[Begin Stored records]

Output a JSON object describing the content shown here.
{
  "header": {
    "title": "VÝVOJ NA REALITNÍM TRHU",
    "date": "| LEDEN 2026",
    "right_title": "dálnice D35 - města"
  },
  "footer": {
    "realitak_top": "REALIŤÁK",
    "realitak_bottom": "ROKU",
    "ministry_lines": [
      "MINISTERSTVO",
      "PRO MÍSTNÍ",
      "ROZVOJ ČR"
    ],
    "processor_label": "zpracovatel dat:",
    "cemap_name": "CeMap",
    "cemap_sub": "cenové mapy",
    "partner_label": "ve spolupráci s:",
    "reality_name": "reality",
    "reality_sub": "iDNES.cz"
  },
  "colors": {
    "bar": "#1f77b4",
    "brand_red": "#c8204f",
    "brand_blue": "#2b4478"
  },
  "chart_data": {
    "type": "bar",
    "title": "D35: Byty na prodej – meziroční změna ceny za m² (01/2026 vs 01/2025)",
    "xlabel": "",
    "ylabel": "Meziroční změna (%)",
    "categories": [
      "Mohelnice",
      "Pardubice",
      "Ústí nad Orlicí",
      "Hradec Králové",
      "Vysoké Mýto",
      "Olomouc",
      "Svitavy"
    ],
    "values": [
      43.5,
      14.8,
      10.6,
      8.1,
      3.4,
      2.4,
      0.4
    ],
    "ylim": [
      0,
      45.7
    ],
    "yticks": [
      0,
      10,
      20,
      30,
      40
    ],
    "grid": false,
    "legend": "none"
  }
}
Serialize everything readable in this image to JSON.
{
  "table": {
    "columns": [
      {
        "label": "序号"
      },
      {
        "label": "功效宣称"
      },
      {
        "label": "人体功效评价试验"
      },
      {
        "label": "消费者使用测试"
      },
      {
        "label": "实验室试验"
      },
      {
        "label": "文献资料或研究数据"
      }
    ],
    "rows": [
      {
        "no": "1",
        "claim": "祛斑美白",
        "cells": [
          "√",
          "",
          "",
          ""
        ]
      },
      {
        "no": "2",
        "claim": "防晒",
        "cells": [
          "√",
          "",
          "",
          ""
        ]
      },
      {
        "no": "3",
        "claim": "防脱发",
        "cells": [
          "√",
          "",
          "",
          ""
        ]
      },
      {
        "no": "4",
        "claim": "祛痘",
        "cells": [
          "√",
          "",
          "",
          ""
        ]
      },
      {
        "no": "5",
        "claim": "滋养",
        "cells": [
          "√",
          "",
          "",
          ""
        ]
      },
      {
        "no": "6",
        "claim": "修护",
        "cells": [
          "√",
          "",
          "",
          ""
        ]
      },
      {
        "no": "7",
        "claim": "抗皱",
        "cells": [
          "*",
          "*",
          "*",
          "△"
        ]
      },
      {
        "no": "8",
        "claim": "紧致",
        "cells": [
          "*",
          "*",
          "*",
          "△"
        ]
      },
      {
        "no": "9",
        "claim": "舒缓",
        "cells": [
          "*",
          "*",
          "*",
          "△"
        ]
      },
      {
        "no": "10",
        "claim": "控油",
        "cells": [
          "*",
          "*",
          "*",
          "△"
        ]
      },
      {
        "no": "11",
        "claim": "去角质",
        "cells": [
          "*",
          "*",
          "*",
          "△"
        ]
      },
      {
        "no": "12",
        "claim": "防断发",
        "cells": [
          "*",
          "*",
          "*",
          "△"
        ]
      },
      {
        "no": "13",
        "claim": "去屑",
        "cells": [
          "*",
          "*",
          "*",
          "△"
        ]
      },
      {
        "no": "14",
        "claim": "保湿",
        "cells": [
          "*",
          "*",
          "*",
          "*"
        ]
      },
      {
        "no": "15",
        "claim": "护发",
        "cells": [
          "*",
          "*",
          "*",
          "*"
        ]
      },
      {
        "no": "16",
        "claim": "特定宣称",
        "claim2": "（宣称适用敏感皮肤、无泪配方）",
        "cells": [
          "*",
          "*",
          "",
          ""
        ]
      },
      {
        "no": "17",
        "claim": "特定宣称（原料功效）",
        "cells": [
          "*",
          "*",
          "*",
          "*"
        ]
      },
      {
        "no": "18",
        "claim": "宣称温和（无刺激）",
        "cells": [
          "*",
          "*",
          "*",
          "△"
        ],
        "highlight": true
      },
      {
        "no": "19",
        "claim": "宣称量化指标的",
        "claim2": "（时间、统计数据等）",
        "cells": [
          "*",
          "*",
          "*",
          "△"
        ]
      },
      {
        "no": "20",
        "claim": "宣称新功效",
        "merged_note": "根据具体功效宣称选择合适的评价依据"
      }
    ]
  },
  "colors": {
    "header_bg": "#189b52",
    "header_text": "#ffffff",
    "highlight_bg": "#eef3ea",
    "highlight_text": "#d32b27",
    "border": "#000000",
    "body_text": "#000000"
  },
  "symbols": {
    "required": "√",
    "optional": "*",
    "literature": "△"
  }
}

[End Stored records]

> **Problem**
Transcribe all lines as written.

> **Task answer**
Output a JSON object describing the content shown here.
{
  "header": {
    "title": "VÝVOJ NA REALITNÍM TRHU",
    "date": "| LEDEN 2026",
    "right_title": "dálnice D35 - města"
  },
  "footer": {
    "realitak_top": "REALIŤÁK",
    "realitak_bottom": "ROKU",
    "ministry_lines": [
      "MINISTERSTVO",
      "PRO MÍSTNÍ",
      "ROZVOJ ČR"
    ],
    "processor_label": "zpracovatel dat:",
    "cemap_name": "CeMap",
    "cemap_sub": "cenové mapy",
    "partner_label": "ve spolupráci s:",
    "reality_name": "reality",
    "reality_sub": "iDNES.cz"
  },
  "colors": {
    "bar": "#1f77b4",
    "brand_red": "#c8204f",
    "brand_blue": "#2b4478"
  },
  "chart_data": {
    "type": "bar",
    "title": "D35: Byty na prodej – meziroční změna ceny za m² (01/2026 vs 01/2025)",
    "xlabel": "",
    "ylabel": "Meziroční změna (%)",
    "categories": [
      "Mohelnice",
      "Pardubice",
      "Ústí nad Orlicí",
      "Hradec Králové",
      "Vysoké Mýto",
      "Olomouc",
      "Svitavy"
    ],
    "values": [
      43.5,
      14.8,
      10.6,
      8.1,
      3.4,
      2.4,
      0.4
    ],
    "ylim": [
      0,
      45.7
    ],
    "yticks": [
      0,
      10,
      20,
      30,
      40
    ],
    "grid": false,
    "legend": "none"
  }
}
Serialize everything readable in this image to JSON.
{
  "table": {
    "columns": [
      {
        "label": "序号"
      },
      {
        "label": "功效宣称"
      },
      {
        "label": "人体功效评价试验"
      },
      {
        "label": "消费者使用测试"
      },
      {
        "label": "实验室试验"
      },
      {
        "label": "文献资料或研究数据"
      }
    ],
    "rows": [
      {
        "no": "1",
        "claim": "祛斑美白",
        "cells": [
          "√",
          "",
          "",
          ""
        ]
      },
      {
        "no": "2",
        "claim": "防晒",
        "cells": [
          "√",
          "",
          "",
          ""
        ]
      },
      {
        "no": "3",
        "claim": "防脱发",
        "cells": [
          "√",
          "",
          "",
          ""
        ]
      },
      {
        "no": "4",
        "claim": "祛痘",
        "cells": [
          "√",
          "",
          "",
          ""
        ]
      },
      {
        "no": "5",
        "claim": "滋养",
        "cells": [
          "√",
          "",
          "",
          ""
        ]
      },
      {
        "no": "6",
        "claim": "修护",
        "cells": [
          "√",
          "",
          "",
          ""
        ]
      },
      {
        "no": "7",
        "claim": "抗皱",
        "cells": [
          "*",
          "*",
          "*",
          "△"
        ]
      },
      {
        "no": "8",
        "claim": "紧致",
        "cells": [
          "*",
          "*",
          "*",
          "△"
        ]
      },
      {
        "no": "9",
        "claim": "舒缓",
        "cells": [
          "*",
          "*",
          "*",
          "△"
        ]
      },
      {
        "no": "10",
        "claim": "控油",
        "cells": [
          "*",
          "*",
          "*",
          "△"
        ]
      },
      {
        "no": "11",
        "claim": "去角质",
        "cells": [
          "*",
          "*",
          "*",
          "△"
        ]
      },
      {
        "no": "12",
        "claim": "防断发",
        "cells": [
          "*",
          "*",
          "*",
          "△"
        ]
      },
      {
        "no": "13",
        "claim": "去屑",
        "cells": [
          "*",
          "*",
          "*",
          "△"
        ]
      },
      {
        "no": "14",
        "claim": "保湿",
        "cells": [
          "*",
          "*",
          "*",
          "*"
        ]
      },
      {
        "no": "15",
        "claim": "护发",
        "cells": [
          "*",
          "*",
          "*",
          "*"
        ]
      },
      {
        "no": "16",
        "claim": "特定宣称",
        "claim2": "（宣称适用敏感皮肤、无泪配方）",
        "cells": [
          "*",
          "*",
          "",
          ""
        ]
      },
      {
        "no": "17",
        "claim": "特定宣称（原料功效）",
        "cells": [
          "*",
          "*",
          "*",
          "*"
        ]
      },
      {
        "no": "18",
        "claim": "宣称温和（无刺激）",
        "cells": [
          "*",
          "*",
          "*",
          "△"
        ],
        "highlight": true
      },
      {
        "no": "19",
        "claim": "宣称量化指标的",
        "claim2": "（时间、统计数据等）",
        "cells": [
          "*",
          "*",
          "*",
          "△"
        ]
      },
      {
        "no": "20",
        "claim": "宣称新功效",
        "merged_note": "根据具体功效宣称选择合适的评价依据"
      }
    ]
  },
  "colors": {
    "header_bg": "#189b52",
    "header_text": "#ffffff",
    "highlight_bg": "#eef3ea",
    "highlight_text": "#d32b27",
    "border": "#000000",
    "body_text": "#000000"
  },
  "symbols": {
    "required": "√",
    "optional": "*",
    "literature": "△"
  }
}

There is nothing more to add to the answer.